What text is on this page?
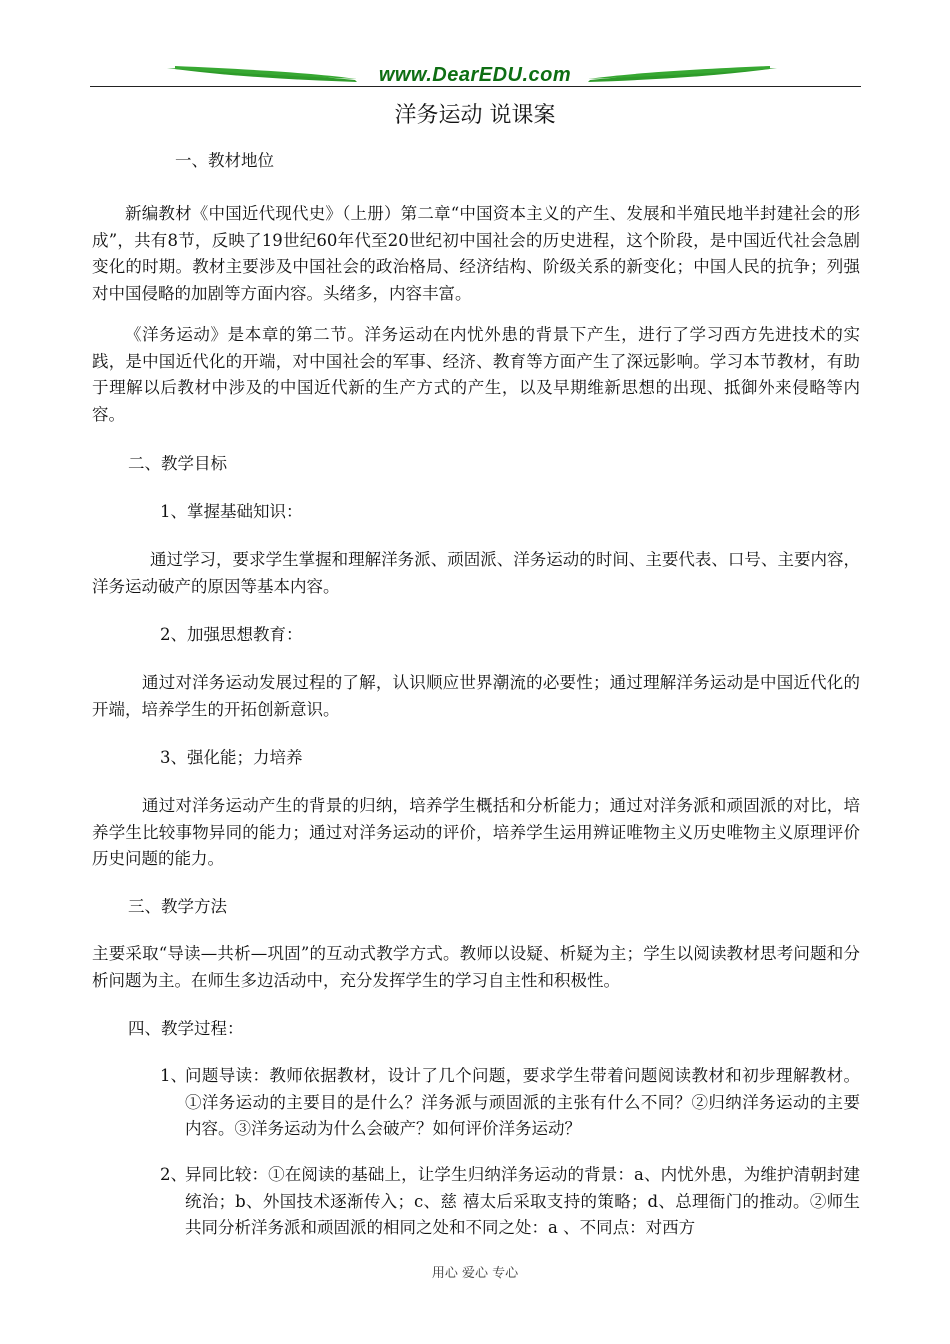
www.DearEDU.com
洋务运动 说课案

一、教材地位

新编教材《中国近代现代史》（上册）第二章“中国资本主义的产生、发展和半殖民地半封建社会的形成”，共有8节，反映了19世纪60年代至20世纪初中国社会的历史进程，这个阶段，是中国近代社会急剧变化的时期。教材主要涉及中国社会的政治格局、经济结构、阶级关系的新变化；中国人民的抗争；列强对中国侵略的加剧等方面内容。头绪多，内容丰富。

《洋务运动》是本章的第二节。洋务运动在内忧外患的背景下产生，进行了学习西方先进技术的实践，是中国近代化的开端，对中国社会的军事、经济、教育等方面产生了深远影响。学习本节教材，有助于理解以后教材中涉及的中国近代新的生产方式的产生，以及早期维新思想的出现、抵御外来侵略等内容。

二、教学目标

1、掌握基础知识：

通过学习，要求学生掌握和理解洋务派、顽固派、洋务运动的时间、主要代表、口号、主要内容，洋务运动破产的原因等基本内容。

2、加强思想教育：

通过对洋务运动发展过程的了解，认识顺应世界潮流的必要性；通过理解洋务运动是中国近代化的开端，培养学生的开拓创新意识。

3、强化能；力培养

通过对洋务运动产生的背景的归纳，培养学生概括和分析能力；通过对洋务派和顽固派的对比，培养学生比较事物异同的能力；通过对洋务运动的评价，培养学生运用辨证唯物主义历史唯物主义原理评价历史问题的能力。

三、教学方法

主要采取“导读—共析—巩固”的互动式教学方式。教师以设疑、析疑为主；学生以阅读教材思考问题和分析问题为主。在师生多边活动中，充分发挥学生的学习自主性和积极性。

四、教学过程：

1、
问题导读：教师依据教材，设计了几个问题，要求学生带着问题阅读教材和初步理解教材。①洋务运动的主要目的是什么？洋务派与顽固派的主张有什么不同？②归纳洋务运动的主要内容。③洋务运动为什么会破产？如何评价洋务运动？
2、
异同比较：①在阅读的基础上，让学生归纳洋务运动的背景：a、内忧外患，为维护清朝封建统治；b、外国技术逐渐传入；c、慈 禧太后采取支持的策略；d、总理衙门的推动。②师生共同分析洋务派和顽固派的相同之处和不同之处：a 、不同点：对西方
用心 爱心 专心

Task to carry out: Leave out the pictures and copy every record above exactly.

Output for this exercise:
What text is on this page?
www.DearEDU.com
洋务运动 说课案

一、教材地位

新编教材《中国近代现代史》（上册）第二章“中国资本主义的产生、发展和半殖民地半封建社会的形成”，共有8节，反映了19世纪60年代至20世纪初中国社会的历史进程，这个阶段，是中国近代社会急剧变化的时期。教材主要涉及中国社会的政治格局、经济结构、阶级关系的新变化；中国人民的抗争；列强对中国侵略的加剧等方面内容。头绪多，内容丰富。

《洋务运动》是本章的第二节。洋务运动在内忧外患的背景下产生，进行了学习西方先进技术的实践，是中国近代化的开端，对中国社会的军事、经济、教育等方面产生了深远影响。学习本节教材，有助于理解以后教材中涉及的中国近代新的生产方式的产生，以及早期维新思想的出现、抵御外来侵略等内容。

二、教学目标

1、掌握基础知识：

通过学习，要求学生掌握和理解洋务派、顽固派、洋务运动的时间、主要代表、口号、主要内容，洋务运动破产的原因等基本内容。

2、加强思想教育：

通过对洋务运动发展过程的了解，认识顺应世界潮流的必要性；通过理解洋务运动是中国近代化的开端，培养学生的开拓创新意识。

3、强化能；力培养

通过对洋务运动产生的背景的归纳，培养学生概括和分析能力；通过对洋务派和顽固派的对比，培养学生比较事物异同的能力；通过对洋务运动的评价，培养学生运用辨证唯物主义历史唯物主义原理评价历史问题的能力。

三、教学方法

主要采取“导读—共析—巩固”的互动式教学方式。教师以设疑、析疑为主；学生以阅读教材思考问题和分析问题为主。在师生多边活动中，充分发挥学生的学习自主性和积极性。

四、教学过程：

1、
问题导读：教师依据教材，设计了几个问题，要求学生带着问题阅读教材和初步理解教材。①洋务运动的主要目的是什么？洋务派与顽固派的主张有什么不同？②归纳洋务运动的主要内容。③洋务运动为什么会破产？如何评价洋务运动？
2、
异同比较：①在阅读的基础上，让学生归纳洋务运动的背景：a、内忧外患，为维护清朝封建统治；b、外国技术逐渐传入；c、慈 禧太后采取支持的策略；d、总理衙门的推动。②师生共同分析洋务派和顽固派的相同之处和不同之处：a 、不同点：对西方
用心 爱心 专心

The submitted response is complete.